▶ **TEXTE CITÉ**
·····
Chères lectrices, Chers lecteurs,
Sommes-nous loin des rivages de Bibliopolis ? C'est bien possible. Mais à vrai dire, cela n'a aucune importance. Ma conception des frontières de Bibliopolis implique une curiosité sans bornes, une passion dévorante et un esprit le plus ouvert possible. Peut-être êtes-vous de ceux-là également ? Je vous le souhaite. Il y a tant de choses autour de nous qu'on ne saura jamais qu'il est toujours excitant de découvrir une chose remplie de futilité et d'oubli collectif. Encore faut-il s'accorder sur ce qui a vraiment de l'importance en ce bas monde. Personnellement je pense que les découvertes digressives et fortuites sont sans aucun doute parmi les meilleurs moment d'une vie. Alors digressons ! Alors fortuitons ! (je viens de vérifier ce verbe n'existe pas encore ... je le dépose devant l'assemblée des lecteurs ici présents).
Il y a de cela quelques mois, j'ai eu l'occasion de fouiller dans un carton à chaussures rempli de photographies anciennes. Il s'agissait d'un ensemble disparate de photographies anciennes des années 1870 à 1900 environ, soit au format carte de visite, soit au format dit "cabinet". Tous ces visages d'hommes, de femmes et d'enfants ne laissent jamais indifférent. Tous ces morts qui nous contemplent et que nous contemplons en retour. Comme un immense dialogue d'outre-tombe qui n'en finit pas. On passe les photographies en revue, on s'arrête sur quelque visage, sur quelque coiffure, sur quelque habit, sur un nom de photographe, et parfois, sur un prénom et un nom griffonné au dos de la photographie à l'encre. Allez savoir pourquoi un visage dès qu'il a un prénom et un nom devient autre chose. Ce visage devient une histoire. Souvent une histoire impossible à retracer, souvent encore une petite histoire de peu de choses (ce peu de choses qu'on peut savoir), et quelques fois, quelques rares fois, ce visage devient une fabuleuse histoire. Par fabuleuse je n'entends pas dire que l'histoire qu'on retrace rentre parmi ces vies illustres qui ont marqué l'histoire, non, je veux dire simplement que l'histoire qu'on reconstruit à partir de ce visage prend une dimension fabuleuse, entre rêve et réalité. Telle est, à mon sens, la fabuleuse histoire des sœurs Pigeard dont nous allons essayer de retracer à gros traits les principales lignes.
Une fois la photographie découverte dans ce carton magique il ne me restait plus qu'à trouver son pendant. Ce qui fut fait plusieurs semaines plus tard, par le plus grand des hasard. Parlons tout d'abord de cette première photographie issue du carton à chaussures. La voici.
Henriette Pigeard (1859-1946)
·····
▶ **DONNÉES FOURNIES**
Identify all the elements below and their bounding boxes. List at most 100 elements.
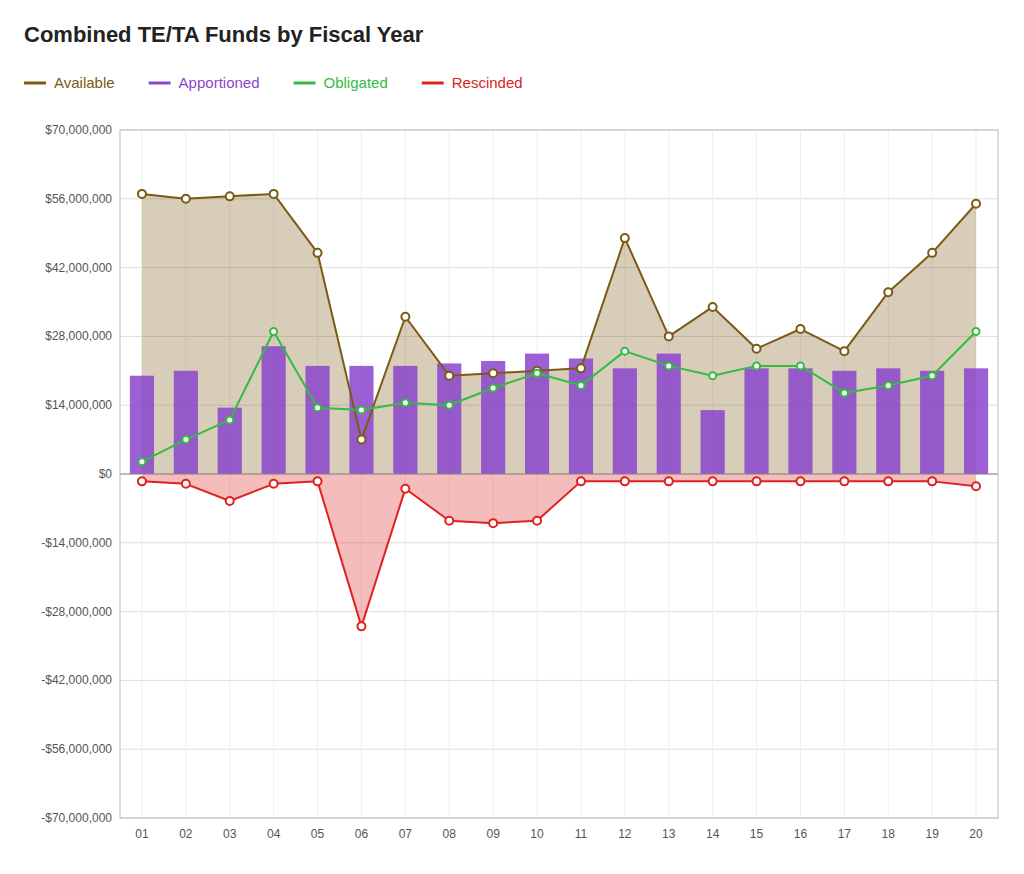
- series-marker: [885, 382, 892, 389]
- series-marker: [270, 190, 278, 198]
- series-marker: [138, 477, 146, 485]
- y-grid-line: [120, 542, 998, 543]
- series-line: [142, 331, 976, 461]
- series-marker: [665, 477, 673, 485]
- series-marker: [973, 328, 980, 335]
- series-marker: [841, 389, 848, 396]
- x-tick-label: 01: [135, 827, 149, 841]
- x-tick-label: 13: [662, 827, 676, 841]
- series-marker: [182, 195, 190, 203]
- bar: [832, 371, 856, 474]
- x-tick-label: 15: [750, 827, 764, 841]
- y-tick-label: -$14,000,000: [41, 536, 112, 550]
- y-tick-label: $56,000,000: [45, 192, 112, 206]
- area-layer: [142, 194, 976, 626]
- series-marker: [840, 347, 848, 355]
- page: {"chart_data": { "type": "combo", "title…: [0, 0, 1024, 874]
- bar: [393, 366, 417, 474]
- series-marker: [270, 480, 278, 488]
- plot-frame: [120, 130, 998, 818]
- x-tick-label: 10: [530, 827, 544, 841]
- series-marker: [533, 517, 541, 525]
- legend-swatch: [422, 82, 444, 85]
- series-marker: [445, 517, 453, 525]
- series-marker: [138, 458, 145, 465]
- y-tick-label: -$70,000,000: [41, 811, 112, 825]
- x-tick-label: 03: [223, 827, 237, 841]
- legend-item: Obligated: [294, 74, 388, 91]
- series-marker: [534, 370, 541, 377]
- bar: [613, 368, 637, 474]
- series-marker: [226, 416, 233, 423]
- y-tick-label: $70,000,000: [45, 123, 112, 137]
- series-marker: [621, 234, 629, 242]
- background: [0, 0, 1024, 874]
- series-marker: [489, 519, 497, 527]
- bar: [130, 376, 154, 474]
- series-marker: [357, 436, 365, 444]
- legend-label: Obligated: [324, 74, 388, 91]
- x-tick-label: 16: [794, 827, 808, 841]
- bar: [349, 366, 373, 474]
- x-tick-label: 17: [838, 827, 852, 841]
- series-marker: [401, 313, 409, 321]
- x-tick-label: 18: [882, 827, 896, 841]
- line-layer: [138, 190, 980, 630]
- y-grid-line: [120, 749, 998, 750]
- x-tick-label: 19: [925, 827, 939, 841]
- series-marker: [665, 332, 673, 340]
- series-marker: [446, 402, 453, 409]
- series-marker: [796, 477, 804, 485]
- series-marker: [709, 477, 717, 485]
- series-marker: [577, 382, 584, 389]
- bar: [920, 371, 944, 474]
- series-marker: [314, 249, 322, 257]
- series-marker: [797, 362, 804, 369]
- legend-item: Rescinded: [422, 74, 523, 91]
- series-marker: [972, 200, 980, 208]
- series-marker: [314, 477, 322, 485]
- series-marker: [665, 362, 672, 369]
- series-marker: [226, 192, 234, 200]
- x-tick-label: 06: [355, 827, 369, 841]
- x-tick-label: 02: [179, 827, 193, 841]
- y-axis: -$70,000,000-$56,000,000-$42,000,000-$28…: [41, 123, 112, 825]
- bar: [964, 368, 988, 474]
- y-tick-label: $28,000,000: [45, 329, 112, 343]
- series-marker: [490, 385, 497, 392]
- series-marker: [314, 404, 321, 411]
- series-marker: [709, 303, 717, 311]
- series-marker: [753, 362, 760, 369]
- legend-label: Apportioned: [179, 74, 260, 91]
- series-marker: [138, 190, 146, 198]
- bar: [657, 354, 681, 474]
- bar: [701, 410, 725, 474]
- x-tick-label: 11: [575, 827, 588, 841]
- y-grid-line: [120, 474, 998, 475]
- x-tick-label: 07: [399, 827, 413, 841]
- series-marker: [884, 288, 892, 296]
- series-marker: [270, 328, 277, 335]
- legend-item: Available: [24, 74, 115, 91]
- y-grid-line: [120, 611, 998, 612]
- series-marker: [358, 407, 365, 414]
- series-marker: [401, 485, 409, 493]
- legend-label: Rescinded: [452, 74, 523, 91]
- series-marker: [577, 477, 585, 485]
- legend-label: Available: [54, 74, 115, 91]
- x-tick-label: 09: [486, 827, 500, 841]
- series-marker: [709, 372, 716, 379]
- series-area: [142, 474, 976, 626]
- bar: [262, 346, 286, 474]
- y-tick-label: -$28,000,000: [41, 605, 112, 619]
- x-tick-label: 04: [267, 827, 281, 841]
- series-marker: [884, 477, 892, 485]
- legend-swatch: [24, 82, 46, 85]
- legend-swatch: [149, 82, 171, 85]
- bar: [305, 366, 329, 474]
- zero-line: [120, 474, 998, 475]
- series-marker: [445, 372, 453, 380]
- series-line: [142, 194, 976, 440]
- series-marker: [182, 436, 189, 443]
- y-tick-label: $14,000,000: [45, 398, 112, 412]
·····
▶ **EXERCICE**
Résumez le texte cité en deux phrases.

▶ **RÉPONSE PROPOSÉE**
Le texte définit les frontières de Bibliopolis par une curiosité sans bornes, une passion dévorante et un esprit le plus ouvert possible, et range les découvertes digressives et fortuites parmi les meilleurs moments d'une vie. Il relate ensuite la fouille d'un carton à chaussures rempli de photographies des années 1870 à 1900 environ, où un visage portant un nom devient une histoire, parfois fabuleuse comme celle des sœurs Pigeard, dont une première photographie a été trouvée puis son pendant, par hasard, plusieurs semaines plus tard.